* [EXERCISE MATERIAL]
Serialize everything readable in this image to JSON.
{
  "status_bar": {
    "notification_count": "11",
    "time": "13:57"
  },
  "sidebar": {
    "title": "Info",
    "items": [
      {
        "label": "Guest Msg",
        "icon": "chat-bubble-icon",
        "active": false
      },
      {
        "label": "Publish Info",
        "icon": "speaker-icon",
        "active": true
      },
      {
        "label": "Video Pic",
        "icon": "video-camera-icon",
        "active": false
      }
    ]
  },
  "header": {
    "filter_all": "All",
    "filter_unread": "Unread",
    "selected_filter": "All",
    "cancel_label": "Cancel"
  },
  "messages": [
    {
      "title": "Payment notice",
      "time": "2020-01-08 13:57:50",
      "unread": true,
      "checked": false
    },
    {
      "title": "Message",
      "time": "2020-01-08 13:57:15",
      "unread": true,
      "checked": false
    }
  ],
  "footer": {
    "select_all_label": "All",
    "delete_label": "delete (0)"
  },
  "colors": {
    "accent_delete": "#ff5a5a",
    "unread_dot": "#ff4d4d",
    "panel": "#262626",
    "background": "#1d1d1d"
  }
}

* [TASK OBJECTIVE]
Make an exact copy of every line in the data.

* [RESULT FOR THIS EXERCISE]
Serialize everything readable in this image to JSON.
{
  "status_bar": {
    "notification_count": "11",
    "time": "13:57"
  },
  "sidebar": {
    "title": "Info",
    "items": [
      {
        "label": "Guest Msg",
        "icon": "chat-bubble-icon",
        "active": false
      },
      {
        "label": "Publish Info",
        "icon": "speaker-icon",
        "active": true
      },
      {
        "label": "Video Pic",
        "icon": "video-camera-icon",
        "active": false
      }
    ]
  },
  "header": {
    "filter_all": "All",
    "filter_unread": "Unread",
    "selected_filter": "All",
    "cancel_label": "Cancel"
  },
  "messages": [
    {
      "title": "Payment notice",
      "time": "2020-01-08 13:57:50",
      "unread": true,
      "checked": false
    },
    {
      "title": "Message",
      "time": "2020-01-08 13:57:15",
      "unread": true,
      "checked": false
    }
  ],
  "footer": {
    "select_all_label": "All",
    "delete_label": "delete (0)"
  },
  "colors": {
    "accent_delete": "#ff5a5a",
    "unread_dot": "#ff4d4d",
    "panel": "#262626",
    "background": "#1d1d1d"
  }
}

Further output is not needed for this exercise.